§ Saved entries
-- start --

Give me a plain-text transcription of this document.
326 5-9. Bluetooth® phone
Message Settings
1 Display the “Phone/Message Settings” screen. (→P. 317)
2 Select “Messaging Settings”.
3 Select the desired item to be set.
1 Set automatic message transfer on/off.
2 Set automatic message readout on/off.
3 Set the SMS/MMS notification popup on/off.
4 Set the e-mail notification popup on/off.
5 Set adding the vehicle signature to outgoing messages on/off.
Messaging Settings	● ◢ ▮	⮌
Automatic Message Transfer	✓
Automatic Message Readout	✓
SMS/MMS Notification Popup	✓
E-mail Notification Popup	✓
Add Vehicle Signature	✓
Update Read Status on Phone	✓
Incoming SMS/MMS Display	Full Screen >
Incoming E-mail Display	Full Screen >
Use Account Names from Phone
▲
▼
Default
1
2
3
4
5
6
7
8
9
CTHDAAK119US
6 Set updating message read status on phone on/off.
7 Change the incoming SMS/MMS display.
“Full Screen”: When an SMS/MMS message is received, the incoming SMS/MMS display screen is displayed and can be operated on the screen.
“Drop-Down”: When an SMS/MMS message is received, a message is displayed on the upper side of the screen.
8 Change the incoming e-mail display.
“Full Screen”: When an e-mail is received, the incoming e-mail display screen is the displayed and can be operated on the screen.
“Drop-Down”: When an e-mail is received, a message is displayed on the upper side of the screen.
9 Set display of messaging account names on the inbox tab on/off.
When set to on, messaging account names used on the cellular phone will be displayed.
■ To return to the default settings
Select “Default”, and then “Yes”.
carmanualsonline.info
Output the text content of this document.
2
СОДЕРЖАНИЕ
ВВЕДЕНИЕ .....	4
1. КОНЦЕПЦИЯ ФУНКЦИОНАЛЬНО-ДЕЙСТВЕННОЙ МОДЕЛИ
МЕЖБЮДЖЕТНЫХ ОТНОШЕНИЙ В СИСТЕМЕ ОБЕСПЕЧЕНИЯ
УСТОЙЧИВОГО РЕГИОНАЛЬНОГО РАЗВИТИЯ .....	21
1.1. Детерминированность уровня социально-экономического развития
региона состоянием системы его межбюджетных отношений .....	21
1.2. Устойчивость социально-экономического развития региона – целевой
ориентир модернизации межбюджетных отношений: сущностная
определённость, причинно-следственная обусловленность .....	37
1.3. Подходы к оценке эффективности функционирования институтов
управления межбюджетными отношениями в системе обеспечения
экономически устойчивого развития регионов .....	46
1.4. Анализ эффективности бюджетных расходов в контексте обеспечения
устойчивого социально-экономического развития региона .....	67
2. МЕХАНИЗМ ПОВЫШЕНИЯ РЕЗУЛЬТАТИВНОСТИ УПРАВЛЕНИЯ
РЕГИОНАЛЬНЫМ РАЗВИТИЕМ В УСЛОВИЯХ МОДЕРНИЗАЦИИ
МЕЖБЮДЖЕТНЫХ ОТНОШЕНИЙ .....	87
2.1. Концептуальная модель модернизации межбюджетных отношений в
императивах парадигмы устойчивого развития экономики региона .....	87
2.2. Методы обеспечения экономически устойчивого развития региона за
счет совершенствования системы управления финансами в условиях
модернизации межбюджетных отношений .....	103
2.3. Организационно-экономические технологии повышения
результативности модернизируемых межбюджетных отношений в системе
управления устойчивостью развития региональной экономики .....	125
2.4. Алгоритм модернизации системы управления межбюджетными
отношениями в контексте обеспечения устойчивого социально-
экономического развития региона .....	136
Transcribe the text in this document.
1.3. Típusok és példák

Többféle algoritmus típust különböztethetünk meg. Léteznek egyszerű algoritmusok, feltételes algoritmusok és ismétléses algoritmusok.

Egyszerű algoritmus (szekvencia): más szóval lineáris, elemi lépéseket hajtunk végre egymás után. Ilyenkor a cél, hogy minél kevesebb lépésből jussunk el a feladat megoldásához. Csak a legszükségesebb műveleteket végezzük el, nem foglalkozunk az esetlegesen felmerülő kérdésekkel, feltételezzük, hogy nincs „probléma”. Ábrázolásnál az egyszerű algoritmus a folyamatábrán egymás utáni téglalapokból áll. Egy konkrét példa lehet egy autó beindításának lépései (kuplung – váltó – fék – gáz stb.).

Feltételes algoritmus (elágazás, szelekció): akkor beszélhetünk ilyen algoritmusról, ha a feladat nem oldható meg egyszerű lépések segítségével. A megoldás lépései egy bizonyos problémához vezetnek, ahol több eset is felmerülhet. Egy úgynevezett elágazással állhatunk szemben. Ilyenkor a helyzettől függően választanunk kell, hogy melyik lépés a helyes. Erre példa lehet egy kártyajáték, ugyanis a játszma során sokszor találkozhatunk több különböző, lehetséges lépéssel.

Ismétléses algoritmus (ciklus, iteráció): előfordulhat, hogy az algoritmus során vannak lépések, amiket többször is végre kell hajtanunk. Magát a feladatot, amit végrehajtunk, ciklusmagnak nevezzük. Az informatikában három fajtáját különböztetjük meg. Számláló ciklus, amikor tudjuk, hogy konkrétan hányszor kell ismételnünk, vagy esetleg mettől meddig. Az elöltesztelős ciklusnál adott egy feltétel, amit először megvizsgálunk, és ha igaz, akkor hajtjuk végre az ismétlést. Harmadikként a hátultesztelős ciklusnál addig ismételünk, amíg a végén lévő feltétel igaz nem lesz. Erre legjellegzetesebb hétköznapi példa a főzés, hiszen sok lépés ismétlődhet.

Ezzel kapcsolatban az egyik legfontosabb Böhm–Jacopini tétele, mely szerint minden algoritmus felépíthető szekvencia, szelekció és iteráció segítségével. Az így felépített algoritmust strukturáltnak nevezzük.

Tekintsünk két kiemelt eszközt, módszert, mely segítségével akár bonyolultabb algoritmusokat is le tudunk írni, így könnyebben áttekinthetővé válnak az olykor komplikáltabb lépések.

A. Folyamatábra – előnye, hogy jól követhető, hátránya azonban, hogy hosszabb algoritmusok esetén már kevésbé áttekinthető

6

-- end --

§ Stated task
Count every line bearing the word "эффективности"; report the total only.

§ Answer below
2